INSTRUCTIONS TO FOLLOW: State the number of lines that contain the word "JSON", and add nothing else.

DATA EXCERPTS:
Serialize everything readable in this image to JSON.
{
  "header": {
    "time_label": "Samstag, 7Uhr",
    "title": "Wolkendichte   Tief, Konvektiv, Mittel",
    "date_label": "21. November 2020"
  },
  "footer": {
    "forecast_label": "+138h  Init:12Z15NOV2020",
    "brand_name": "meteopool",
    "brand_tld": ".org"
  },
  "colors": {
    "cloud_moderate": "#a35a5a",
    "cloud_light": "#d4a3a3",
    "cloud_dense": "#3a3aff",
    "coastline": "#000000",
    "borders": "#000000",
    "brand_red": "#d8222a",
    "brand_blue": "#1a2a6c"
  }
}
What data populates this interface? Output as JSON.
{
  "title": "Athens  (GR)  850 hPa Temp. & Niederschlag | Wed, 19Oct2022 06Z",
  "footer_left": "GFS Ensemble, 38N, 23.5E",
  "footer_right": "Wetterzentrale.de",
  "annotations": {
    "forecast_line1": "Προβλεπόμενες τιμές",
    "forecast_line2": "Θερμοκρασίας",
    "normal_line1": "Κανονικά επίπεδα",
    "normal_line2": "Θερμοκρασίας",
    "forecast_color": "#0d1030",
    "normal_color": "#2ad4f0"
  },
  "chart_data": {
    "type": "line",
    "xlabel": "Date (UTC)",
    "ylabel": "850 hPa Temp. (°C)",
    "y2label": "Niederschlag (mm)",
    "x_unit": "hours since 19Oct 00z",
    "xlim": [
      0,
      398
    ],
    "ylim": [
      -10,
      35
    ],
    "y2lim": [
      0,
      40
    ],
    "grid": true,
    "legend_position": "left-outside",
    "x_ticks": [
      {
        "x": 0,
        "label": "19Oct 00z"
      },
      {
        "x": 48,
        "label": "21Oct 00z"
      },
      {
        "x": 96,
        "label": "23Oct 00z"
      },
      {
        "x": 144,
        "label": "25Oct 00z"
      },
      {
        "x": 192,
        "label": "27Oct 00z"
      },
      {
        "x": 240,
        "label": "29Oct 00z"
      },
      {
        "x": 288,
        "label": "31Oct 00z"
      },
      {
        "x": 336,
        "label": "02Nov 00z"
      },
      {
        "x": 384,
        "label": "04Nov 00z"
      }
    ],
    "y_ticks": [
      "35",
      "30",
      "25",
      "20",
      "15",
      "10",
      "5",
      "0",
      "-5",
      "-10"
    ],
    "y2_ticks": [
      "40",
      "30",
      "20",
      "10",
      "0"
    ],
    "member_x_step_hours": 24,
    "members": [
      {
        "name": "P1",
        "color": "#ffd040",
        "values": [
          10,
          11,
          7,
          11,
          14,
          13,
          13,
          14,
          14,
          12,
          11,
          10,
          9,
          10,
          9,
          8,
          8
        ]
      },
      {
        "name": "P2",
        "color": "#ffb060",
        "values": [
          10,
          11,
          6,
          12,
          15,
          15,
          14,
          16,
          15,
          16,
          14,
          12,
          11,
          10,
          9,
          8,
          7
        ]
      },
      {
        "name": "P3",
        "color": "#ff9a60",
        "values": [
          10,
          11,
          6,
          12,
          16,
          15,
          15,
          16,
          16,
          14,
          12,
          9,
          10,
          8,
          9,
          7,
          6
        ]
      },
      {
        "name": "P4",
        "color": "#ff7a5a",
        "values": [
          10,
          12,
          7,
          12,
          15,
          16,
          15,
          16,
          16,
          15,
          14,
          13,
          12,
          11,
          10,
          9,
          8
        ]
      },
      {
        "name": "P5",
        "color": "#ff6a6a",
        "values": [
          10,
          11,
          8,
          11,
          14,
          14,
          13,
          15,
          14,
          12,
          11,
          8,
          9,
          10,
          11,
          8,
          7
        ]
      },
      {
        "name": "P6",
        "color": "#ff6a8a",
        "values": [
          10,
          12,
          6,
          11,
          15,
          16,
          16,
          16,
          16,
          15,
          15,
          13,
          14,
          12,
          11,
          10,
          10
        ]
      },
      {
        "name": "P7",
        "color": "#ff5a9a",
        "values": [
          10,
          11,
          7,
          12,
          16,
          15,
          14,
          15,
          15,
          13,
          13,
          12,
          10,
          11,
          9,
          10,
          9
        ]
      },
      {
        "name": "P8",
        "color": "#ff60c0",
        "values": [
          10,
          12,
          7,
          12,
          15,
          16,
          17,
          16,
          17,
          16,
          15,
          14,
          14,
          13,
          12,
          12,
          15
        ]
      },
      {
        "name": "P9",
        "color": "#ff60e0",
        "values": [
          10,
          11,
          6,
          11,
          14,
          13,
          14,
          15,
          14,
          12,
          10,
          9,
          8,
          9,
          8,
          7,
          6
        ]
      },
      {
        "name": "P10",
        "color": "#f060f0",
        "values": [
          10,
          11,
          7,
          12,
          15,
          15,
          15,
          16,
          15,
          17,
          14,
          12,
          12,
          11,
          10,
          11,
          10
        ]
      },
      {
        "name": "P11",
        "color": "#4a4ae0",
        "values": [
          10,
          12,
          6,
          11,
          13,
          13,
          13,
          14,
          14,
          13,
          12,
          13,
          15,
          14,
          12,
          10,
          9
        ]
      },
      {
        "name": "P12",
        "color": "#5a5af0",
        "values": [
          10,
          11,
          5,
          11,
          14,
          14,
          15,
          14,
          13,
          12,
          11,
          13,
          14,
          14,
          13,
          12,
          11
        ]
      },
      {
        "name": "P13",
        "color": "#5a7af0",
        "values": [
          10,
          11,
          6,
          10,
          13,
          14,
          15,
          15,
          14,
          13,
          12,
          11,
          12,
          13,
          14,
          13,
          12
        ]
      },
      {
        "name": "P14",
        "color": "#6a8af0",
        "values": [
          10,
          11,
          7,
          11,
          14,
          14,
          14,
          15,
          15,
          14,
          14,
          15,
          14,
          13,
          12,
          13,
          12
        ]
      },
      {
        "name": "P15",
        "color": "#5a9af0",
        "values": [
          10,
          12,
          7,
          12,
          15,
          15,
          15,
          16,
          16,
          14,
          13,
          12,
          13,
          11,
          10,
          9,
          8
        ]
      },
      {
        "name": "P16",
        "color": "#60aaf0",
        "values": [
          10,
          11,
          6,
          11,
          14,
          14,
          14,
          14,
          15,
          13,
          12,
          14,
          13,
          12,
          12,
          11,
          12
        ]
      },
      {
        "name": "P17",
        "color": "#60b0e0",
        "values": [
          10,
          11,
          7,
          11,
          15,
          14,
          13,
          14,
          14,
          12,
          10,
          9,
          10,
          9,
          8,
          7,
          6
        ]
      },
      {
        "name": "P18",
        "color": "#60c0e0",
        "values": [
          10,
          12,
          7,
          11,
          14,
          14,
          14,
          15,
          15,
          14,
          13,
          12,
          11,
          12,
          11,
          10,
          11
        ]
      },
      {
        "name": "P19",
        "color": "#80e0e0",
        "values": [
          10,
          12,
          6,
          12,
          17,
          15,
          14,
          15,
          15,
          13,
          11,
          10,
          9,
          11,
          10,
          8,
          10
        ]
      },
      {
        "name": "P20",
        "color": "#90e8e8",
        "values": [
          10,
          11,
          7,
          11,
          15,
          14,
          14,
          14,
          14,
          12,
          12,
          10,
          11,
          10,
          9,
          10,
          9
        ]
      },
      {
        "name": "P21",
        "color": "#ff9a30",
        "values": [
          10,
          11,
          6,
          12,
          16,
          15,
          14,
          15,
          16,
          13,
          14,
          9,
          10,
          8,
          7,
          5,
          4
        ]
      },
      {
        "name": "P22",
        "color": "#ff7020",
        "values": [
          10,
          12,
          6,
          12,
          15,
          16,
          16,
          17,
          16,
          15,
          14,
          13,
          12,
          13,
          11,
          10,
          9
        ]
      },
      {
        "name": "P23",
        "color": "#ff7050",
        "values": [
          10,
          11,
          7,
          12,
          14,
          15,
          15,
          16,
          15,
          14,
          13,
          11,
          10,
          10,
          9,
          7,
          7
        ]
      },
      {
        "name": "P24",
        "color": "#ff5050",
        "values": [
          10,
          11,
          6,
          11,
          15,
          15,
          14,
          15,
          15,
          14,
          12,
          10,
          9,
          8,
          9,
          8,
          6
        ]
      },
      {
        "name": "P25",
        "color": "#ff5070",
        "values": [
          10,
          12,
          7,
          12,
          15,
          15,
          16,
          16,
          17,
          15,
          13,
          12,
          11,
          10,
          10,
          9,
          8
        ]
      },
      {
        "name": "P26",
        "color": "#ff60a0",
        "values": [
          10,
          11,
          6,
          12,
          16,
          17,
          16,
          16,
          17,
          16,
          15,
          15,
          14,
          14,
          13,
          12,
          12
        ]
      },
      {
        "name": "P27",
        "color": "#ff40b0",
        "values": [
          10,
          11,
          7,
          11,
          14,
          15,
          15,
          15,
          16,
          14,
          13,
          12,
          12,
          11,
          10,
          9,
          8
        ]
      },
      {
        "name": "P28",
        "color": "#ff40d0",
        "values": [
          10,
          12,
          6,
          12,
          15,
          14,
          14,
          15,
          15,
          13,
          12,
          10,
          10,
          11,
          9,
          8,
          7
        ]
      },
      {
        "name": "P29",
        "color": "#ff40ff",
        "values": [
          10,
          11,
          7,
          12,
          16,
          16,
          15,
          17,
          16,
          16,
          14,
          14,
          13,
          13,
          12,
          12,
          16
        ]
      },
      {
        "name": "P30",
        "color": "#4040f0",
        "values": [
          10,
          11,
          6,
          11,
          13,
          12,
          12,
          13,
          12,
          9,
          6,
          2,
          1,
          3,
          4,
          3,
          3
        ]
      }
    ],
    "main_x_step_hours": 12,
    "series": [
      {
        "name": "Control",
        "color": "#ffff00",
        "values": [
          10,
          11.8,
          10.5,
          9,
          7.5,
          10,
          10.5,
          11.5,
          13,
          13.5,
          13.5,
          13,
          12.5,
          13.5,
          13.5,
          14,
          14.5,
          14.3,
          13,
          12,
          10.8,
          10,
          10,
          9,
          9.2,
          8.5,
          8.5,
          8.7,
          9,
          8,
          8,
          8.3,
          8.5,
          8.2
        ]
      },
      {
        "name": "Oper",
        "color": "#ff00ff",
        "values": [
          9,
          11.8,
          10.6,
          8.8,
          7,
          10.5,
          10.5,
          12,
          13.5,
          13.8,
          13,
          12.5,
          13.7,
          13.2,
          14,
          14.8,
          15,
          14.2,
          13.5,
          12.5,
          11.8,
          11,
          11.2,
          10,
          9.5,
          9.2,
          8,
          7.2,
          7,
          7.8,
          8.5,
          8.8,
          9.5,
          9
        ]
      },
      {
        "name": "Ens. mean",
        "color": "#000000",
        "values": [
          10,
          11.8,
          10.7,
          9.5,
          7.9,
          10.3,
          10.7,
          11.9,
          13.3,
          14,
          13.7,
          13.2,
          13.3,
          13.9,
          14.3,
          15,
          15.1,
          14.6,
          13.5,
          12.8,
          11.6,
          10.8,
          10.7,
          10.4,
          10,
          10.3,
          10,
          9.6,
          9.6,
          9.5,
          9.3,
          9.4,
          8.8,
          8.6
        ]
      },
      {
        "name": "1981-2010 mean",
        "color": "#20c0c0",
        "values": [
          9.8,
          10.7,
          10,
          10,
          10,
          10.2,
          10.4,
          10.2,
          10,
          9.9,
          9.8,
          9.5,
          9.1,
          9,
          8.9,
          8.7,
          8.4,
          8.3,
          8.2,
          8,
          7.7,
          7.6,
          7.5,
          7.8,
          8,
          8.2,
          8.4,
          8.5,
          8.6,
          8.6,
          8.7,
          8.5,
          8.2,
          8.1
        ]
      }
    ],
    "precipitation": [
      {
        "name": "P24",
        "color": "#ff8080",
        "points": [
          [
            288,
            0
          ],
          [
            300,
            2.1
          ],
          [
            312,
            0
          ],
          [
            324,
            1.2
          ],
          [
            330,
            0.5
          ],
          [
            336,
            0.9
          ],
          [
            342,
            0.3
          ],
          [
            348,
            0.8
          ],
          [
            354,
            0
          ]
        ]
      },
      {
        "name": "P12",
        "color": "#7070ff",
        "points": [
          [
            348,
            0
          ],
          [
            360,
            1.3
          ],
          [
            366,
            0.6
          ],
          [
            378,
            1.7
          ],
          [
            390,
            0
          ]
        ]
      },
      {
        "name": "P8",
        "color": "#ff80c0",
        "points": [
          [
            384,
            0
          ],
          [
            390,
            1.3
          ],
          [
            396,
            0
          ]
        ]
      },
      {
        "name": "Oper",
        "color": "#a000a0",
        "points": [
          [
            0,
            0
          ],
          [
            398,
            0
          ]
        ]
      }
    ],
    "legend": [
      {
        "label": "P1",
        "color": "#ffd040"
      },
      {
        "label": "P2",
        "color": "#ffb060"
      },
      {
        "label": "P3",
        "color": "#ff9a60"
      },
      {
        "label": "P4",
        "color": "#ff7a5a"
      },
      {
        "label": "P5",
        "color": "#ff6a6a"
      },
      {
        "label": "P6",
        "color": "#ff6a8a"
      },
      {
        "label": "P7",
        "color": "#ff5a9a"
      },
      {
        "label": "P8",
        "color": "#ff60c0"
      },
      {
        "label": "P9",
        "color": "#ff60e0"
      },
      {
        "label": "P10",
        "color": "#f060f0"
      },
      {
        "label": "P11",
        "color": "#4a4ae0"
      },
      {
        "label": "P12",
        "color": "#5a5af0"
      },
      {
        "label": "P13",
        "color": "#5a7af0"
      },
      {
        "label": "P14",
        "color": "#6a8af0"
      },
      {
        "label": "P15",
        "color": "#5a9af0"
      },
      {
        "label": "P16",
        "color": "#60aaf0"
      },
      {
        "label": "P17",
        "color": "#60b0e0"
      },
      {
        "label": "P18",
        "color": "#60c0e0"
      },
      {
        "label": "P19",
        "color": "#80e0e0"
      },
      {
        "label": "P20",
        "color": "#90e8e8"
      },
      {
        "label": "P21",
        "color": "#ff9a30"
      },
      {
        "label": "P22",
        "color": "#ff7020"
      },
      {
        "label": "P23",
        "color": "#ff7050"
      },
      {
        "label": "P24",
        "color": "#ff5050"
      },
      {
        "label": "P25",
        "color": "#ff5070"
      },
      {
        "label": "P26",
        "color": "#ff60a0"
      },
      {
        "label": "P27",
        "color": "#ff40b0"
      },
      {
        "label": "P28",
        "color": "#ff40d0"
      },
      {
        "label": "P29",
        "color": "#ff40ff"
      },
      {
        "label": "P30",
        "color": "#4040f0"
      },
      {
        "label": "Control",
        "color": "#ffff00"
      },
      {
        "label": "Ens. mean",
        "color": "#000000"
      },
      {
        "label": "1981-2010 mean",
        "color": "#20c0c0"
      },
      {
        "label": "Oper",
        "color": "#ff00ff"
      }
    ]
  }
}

COMPLETED EXERCISE: 2